TAREA INDICADA 1 -
En los registros, vuelve a escribir el tramo que empieza con la línea que contiene "svg-text:CAO TỐC NHÁNH" y termina con la que contiene "svg-text:4: 4 [102,179,107,188]", ambas incluidas. Cambia "VŨNG TÀU" por "BÀ RỊA" y deja todo lo demás igual.

TEXTO MOSTRADO -
Sé que como argentino pasé del cementerio de la dictadura a la primavera alfonsinista pensando que sí, que se comía, se curaba y se educaba.

Estaba estudiando periodismo en La Plata; el año ’83 explotó en mi cabeza que era como una máquina de pochoclo. Las madres de los pañuelos, la libertad, el sexo, el fin de la guerra, “Cordialmente” con Mareco y la “Humor” y el preámbulo de la Constitución: pasaba todo al mismo tiempo, todo lo que había estado oculto o prohibido.

Estuve en la plaza el 10 de diciembre del ’83, el día en que Alfonsín asumió y habló desde el Cabildo. Antes habíamos saludado a los autos que traían a Bush padre, a Felipe González y hasta el en aquél momento respetado actual dictador de Nicaragua, Daniel Ortega.

Había sol.

Todo era lindo.

Poco tiempo después -si es que me acuerdo bien- me fui al cine a ver “Pra Frente Brasil”, una película que había estado prohibida. Y después otra, “Regreso sin gloria”. Creía que la democracia era eso. Poder ver películas prohibidas. Qué alegría que hoy sea casi imposible explicar el concepto “películas prohibidas”.

Como muchos argentinos alguna vez pensé que no había país mejor en el mundo.

Como muchos argentinos alguna vez pensé que no había país peor en el mundo.

La hiperinflación del ’89 me agarró en Rosario, donde fue mi formación profesional. Sonaban los teléfonos en Radio 2, donde trabajaba, anunciándonos dónde eran los saqueos. Teníamos órdenes de no difundirlo, para no convertirnos en guías del caos.

Vino Menem y mi enojo. Me amaron y amé. Tres veces.

La primera, una chica.

Sólo para confirmar lo que sabía desde siempre.

No había manera de que yo fuera heterosexual, por más que lo intentara para dejar a todo el mundo tranquilo, especialmente a mí.

No me salió.

Entendí a los golpes y gracias a un grupo de amigos que en aquél momento creí eternos, que el problema no era yo. El problema era cómo los demás me miraban. Y como no podía ir por ahí cambiándole los ojos a todo el mundo, decidí que no debía importarme.

Veía al menemismo hacer de este país una central de experimentos corruptos, con el Primer Mundo como anzuelo deseado, pero con anclaje en lo peor del caudillismo nacional como realidad.

REGISTROS DEL EJERCICIO -
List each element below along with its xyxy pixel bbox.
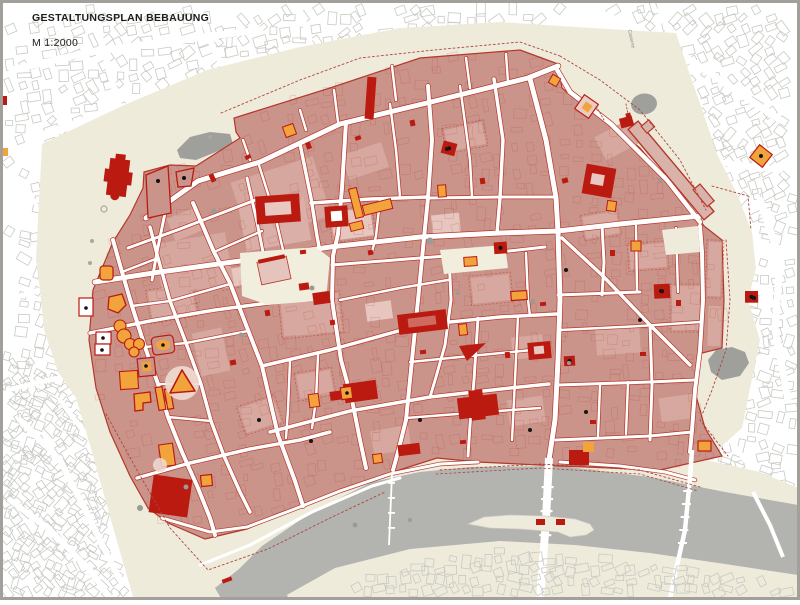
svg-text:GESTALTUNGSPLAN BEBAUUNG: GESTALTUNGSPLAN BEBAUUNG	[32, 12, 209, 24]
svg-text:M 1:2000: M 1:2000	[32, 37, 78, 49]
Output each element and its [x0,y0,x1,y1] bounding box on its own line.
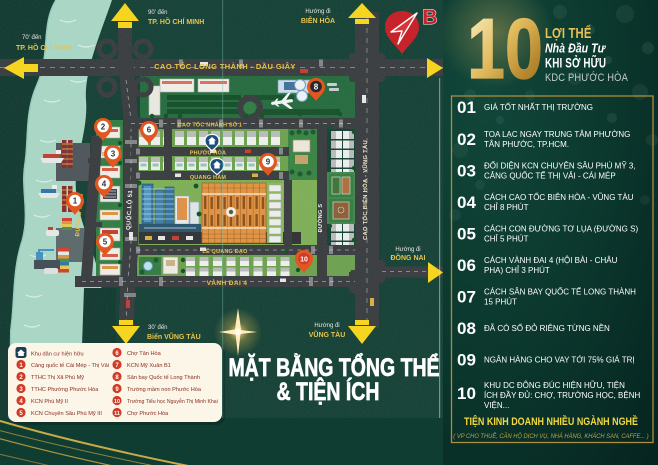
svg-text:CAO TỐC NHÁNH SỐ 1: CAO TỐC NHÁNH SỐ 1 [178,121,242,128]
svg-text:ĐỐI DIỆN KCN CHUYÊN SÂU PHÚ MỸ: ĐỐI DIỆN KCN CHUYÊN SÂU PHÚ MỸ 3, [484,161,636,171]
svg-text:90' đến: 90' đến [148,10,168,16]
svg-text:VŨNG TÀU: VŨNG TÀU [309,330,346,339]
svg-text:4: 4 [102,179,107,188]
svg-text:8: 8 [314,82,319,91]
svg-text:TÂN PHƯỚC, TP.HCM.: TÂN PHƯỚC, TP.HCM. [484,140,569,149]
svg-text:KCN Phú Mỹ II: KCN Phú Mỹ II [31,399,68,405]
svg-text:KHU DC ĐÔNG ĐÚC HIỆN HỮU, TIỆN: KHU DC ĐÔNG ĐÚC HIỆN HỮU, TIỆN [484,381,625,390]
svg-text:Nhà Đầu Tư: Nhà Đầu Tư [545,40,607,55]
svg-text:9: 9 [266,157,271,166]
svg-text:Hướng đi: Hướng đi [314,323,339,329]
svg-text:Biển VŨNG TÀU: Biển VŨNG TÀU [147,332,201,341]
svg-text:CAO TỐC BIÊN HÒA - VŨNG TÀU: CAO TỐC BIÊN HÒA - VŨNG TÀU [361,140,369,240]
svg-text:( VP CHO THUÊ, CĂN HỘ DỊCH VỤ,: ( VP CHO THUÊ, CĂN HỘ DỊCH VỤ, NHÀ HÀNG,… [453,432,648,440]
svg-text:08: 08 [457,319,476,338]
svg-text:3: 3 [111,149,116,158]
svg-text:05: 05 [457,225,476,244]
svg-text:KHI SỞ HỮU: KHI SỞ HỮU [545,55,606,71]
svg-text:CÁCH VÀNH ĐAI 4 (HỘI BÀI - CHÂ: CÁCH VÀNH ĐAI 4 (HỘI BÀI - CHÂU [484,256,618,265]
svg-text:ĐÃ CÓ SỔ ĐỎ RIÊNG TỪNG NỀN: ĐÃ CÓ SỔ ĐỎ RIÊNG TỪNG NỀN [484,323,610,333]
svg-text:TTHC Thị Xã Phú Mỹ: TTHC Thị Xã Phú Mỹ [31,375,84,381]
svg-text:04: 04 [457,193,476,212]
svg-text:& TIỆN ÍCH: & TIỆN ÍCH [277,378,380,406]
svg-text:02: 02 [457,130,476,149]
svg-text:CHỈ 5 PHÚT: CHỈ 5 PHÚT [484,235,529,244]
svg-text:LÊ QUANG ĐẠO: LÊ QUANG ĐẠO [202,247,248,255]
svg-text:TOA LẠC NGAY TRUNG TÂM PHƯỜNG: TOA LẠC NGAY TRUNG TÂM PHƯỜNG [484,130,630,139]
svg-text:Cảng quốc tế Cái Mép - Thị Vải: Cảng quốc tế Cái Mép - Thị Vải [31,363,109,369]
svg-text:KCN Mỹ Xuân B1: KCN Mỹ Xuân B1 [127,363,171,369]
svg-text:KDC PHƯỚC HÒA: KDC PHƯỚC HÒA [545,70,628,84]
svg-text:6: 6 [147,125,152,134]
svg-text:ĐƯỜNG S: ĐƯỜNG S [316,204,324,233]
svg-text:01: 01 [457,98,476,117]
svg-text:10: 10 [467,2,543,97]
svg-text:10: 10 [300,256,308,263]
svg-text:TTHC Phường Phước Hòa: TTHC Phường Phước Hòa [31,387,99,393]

TAREA INDICADA 2 -
Copia tal cual del texto el fragmento que empieza con las palabras "La primera, una" y termina con "No me salió.".

RESPUESTA COMPLETA 1 -
svg-text:CAO TỐC NHÁNH SỐ 1: CAO TỐC NHÁNH SỐ 1 [178,121,242,128]
svg-text:ĐỐI DIỆN KCN CHUYÊN SÂU PHÚ MỸ: ĐỐI DIỆN KCN CHUYÊN SÂU PHÚ MỸ 3, [484,161,636,171]
svg-text:90' đến: 90' đến [148,10,168,16]
svg-text:BÀ RỊA: BÀ RỊA [309,330,346,339]
svg-text:4: 4 [102,179,107,188]

RESPUESTA COMPLETA 2 -
La primera, una chica.

Sólo para confirmar lo que sabía desde siempre.

No había manera de que yo fuera heterosexual, por más que lo intentara para dejar a todo el mundo tranquilo, especialmente a mí.

No me salió.